EXTRACTED MATERIAL ::
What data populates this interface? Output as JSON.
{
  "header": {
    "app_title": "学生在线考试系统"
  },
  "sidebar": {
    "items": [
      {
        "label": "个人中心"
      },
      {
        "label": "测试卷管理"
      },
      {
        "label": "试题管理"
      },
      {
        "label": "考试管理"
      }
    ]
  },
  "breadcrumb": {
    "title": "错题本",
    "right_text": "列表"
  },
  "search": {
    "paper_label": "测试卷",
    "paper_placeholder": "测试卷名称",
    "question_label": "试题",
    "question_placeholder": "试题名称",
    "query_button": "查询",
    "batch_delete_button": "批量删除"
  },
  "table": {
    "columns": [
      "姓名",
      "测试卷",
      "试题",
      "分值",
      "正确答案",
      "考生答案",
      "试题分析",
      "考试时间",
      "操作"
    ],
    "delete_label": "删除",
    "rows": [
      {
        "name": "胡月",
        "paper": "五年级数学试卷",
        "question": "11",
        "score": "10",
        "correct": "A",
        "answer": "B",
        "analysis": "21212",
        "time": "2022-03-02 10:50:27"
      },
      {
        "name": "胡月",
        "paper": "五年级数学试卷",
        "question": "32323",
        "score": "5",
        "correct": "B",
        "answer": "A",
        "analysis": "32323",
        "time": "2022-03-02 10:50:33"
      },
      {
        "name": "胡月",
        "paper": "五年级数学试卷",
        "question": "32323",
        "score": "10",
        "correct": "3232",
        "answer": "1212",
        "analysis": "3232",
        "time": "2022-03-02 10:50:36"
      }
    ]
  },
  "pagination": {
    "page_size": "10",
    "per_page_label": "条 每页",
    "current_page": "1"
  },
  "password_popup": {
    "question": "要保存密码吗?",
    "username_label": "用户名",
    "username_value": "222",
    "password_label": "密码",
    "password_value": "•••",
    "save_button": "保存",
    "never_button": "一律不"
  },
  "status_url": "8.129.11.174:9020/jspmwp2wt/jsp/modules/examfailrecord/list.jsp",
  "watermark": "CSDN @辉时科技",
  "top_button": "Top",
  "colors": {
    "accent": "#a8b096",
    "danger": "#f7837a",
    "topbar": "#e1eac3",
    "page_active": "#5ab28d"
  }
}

INSTRUCTIONS TO FOLLOW ::
Transcribe each entry exactly.

RESPONSE FOR THIS EXERCISE ::
What data populates this interface? Output as JSON.
{
  "header": {
    "app_title": "学生在线考试系统"
  },
  "sidebar": {
    "items": [
      {
        "label": "个人中心"
      },
      {
        "label": "测试卷管理"
      },
      {
        "label": "试题管理"
      },
      {
        "label": "考试管理"
      }
    ]
  },
  "breadcrumb": {
    "title": "错题本",
    "right_text": "列表"
  },
  "search": {
    "paper_label": "测试卷",
    "paper_placeholder": "测试卷名称",
    "question_label": "试题",
    "question_placeholder": "试题名称",
    "query_button": "查询",
    "batch_delete_button": "批量删除"
  },
  "table": {
    "columns": [
      "姓名",
      "测试卷",
      "试题",
      "分值",
      "正确答案",
      "考生答案",
      "试题分析",
      "考试时间",
      "操作"
    ],
    "delete_label": "删除",
    "rows": [
      {
        "name": "胡月",
        "paper": "五年级数学试卷",
        "question": "11",
        "score": "10",
        "correct": "A",
        "answer": "B",
        "analysis": "21212",
        "time": "2022-03-02 10:50:27"
      },
      {
        "name": "胡月",
        "paper": "五年级数学试卷",
        "question": "32323",
        "score": "5",
        "correct": "B",
        "answer": "A",
        "analysis": "32323",
        "time": "2022-03-02 10:50:33"
      },
      {
        "name": "胡月",
        "paper": "五年级数学试卷",
        "question": "32323",
        "score": "10",
        "correct": "3232",
        "answer": "1212",
        "analysis": "3232",
        "time": "2022-03-02 10:50:36"
      }
    ]
  },
  "pagination": {
    "page_size": "10",
    "per_page_label": "条 每页",
    "current_page": "1"
  },
  "password_popup": {
    "question": "要保存密码吗?",
    "username_label": "用户名",
    "username_value": "222",
    "password_label": "密码",
    "password_value": "•••",
    "save_button": "保存",
    "never_button": "一律不"
  },
  "status_url": "8.129.11.174:9020/jspmwp2wt/jsp/modules/examfailrecord/list.jsp",
  "watermark": "CSDN @辉时科技",
  "top_button": "Top",
  "colors": {
    "accent": "#a8b096",
    "danger": "#f7837a",
    "topbar": "#e1eac3",
    "page_active": "#5ab28d"
  }
}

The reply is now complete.